Start of Block

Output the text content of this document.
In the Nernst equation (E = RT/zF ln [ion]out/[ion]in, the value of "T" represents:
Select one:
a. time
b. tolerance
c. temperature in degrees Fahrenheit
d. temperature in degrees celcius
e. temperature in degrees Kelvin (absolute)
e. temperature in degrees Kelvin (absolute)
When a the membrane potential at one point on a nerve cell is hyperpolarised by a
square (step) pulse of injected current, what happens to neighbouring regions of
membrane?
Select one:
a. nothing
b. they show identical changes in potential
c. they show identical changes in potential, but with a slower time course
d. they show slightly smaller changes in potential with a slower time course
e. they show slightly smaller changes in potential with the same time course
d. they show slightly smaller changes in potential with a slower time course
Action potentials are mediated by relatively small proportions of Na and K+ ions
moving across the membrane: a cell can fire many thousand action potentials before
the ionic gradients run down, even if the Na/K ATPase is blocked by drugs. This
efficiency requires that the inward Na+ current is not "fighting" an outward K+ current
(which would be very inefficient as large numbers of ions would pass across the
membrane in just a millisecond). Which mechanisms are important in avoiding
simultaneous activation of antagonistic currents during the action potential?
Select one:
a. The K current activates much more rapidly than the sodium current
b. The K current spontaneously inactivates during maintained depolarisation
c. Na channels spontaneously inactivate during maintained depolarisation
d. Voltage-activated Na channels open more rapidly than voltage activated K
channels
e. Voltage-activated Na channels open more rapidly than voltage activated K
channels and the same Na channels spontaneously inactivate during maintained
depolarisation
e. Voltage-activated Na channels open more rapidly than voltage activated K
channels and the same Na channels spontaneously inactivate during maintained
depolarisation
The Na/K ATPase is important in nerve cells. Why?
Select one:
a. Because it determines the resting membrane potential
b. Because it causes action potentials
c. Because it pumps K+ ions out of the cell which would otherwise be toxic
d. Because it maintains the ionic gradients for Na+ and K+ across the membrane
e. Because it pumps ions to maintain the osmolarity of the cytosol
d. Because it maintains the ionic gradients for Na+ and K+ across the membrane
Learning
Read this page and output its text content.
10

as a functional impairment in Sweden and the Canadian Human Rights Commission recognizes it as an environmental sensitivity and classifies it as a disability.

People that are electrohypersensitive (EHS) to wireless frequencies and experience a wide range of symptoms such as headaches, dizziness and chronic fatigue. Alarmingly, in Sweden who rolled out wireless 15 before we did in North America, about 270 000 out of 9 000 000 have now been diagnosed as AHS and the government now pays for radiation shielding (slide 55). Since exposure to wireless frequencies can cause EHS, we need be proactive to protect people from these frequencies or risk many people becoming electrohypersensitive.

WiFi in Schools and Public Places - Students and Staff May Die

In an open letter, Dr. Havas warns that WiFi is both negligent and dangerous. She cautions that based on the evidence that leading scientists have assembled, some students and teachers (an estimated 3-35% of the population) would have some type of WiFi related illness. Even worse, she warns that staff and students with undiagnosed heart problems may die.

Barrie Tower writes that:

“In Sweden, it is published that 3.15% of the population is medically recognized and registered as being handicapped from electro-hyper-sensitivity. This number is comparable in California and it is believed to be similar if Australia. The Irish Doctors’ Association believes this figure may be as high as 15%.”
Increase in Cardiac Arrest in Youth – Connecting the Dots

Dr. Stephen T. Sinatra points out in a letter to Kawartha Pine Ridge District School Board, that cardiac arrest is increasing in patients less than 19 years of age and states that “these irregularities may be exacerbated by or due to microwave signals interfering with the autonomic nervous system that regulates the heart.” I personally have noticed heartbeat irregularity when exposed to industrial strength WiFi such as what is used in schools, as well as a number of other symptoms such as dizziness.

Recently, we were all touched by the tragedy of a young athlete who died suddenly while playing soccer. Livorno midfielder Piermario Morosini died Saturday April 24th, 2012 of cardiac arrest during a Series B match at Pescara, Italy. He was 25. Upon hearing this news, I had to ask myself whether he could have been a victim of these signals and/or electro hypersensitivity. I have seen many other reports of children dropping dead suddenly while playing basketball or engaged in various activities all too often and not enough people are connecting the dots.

End of Block

> _Assignment_
Reproduce the material above exactly; please quote every line of it.

> _Expected output_
Output the text content of this document.
In the Nernst equation (E = RT/zF ln [ion]out/[ion]in, the value of "T" represents:
Select one:
a. time
b. tolerance
c. temperature in degrees Fahrenheit
d. temperature in degrees celcius
e. temperature in degrees Kelvin (absolute)
e. temperature in degrees Kelvin (absolute)
When a the membrane potential at one point on a nerve cell is hyperpolarised by a
square (step) pulse of injected current, what happens to neighbouring regions of
membrane?
Select one:
a. nothing
b. they show identical changes in potential
c. they show identical changes in potential, but with a slower time course
d. they show slightly smaller changes in potential with a slower time course
e. they show slightly smaller changes in potential with the same time course
d. they show slightly smaller changes in potential with a slower time course
Action potentials are mediated by relatively small proportions of Na and K+ ions
moving across the membrane: a cell can fire many thousand action potentials before
the ionic gradients run down, even if the Na/K ATPase is blocked by drugs. This
efficiency requires that the inward Na+ current is not "fighting" an outward K+ current
(which would be very inefficient as large numbers of ions would pass across the
membrane in just a millisecond). Which mechanisms are important in avoiding
simultaneous activation of antagonistic currents during the action potential?
Select one:
a. The K current activates much more rapidly than the sodium current
b. The K current spontaneously inactivates during maintained depolarisation
c. Na channels spontaneously inactivate during maintained depolarisation
d. Voltage-activated Na channels open more rapidly than voltage activated K
channels
e. Voltage-activated Na channels open more rapidly than voltage activated K
channels and the same Na channels spontaneously inactivate during maintained
depolarisation
e. Voltage-activated Na channels open more rapidly than voltage activated K
channels and the same Na channels spontaneously inactivate during maintained
depolarisation
The Na/K ATPase is important in nerve cells. Why?
Select one:
a. Because it determines the resting membrane potential
b. Because it causes action potentials
c. Because it pumps K+ ions out of the cell which would otherwise be toxic
d. Because it maintains the ionic gradients for Na+ and K+ across the membrane
e. Because it pumps ions to maintain the osmolarity of the cytosol
d. Because it maintains the ionic gradients for Na+ and K+ across the membrane
Learning
Read this page and output its text content.
10

as a functional impairment in Sweden and the Canadian Human Rights Commission recognizes it as an environmental sensitivity and classifies it as a disability.

People that are electrohypersensitive (EHS) to wireless frequencies and experience a wide range of symptoms such as headaches, dizziness and chronic fatigue. Alarmingly, in Sweden who rolled out wireless 15 before we did in North America, about 270 000 out of 9 000 000 have now been diagnosed as AHS and the government now pays for radiation shielding (slide 55). Since exposure to wireless frequencies can cause EHS, we need be proactive to protect people from these frequencies or risk many people becoming electrohypersensitive.

WiFi in Schools and Public Places - Students and Staff May Die

In an open letter, Dr. Havas warns that WiFi is both negligent and dangerous. She cautions that based on the evidence that leading scientists have assembled, some students and teachers (an estimated 3-35% of the population) would have some type of WiFi related illness. Even worse, she warns that staff and students with undiagnosed heart problems may die.

Barrie Tower writes that:

“In Sweden, it is published that 3.15% of the population is medically recognized and registered as being handicapped from electro-hyper-sensitivity. This number is comparable in California and it is believed to be similar if Australia. The Irish Doctors’ Association believes this figure may be as high as 15%.”
Increase in Cardiac Arrest in Youth – Connecting the Dots

Dr. Stephen T. Sinatra points out in a letter to Kawartha Pine Ridge District School Board, that cardiac arrest is increasing in patients less than 19 years of age and states that “these irregularities may be exacerbated by or due to microwave signals interfering with the autonomic nervous system that regulates the heart.” I personally have noticed heartbeat irregularity when exposed to industrial strength WiFi such as what is used in schools, as well as a number of other symptoms such as dizziness.

Recently, we were all touched by the tragedy of a young athlete who died suddenly while playing soccer. Livorno midfielder Piermario Morosini died Saturday April 24th, 2012 of cardiac arrest during a Series B match at Pescara, Italy. He was 25. Upon hearing this news, I had to ask myself whether he could have been a victim of these signals and/or electro hypersensitivity. I have seen many other reports of children dropping dead suddenly while playing basketball or engaged in various activities all too often and not enough people are connecting the dots.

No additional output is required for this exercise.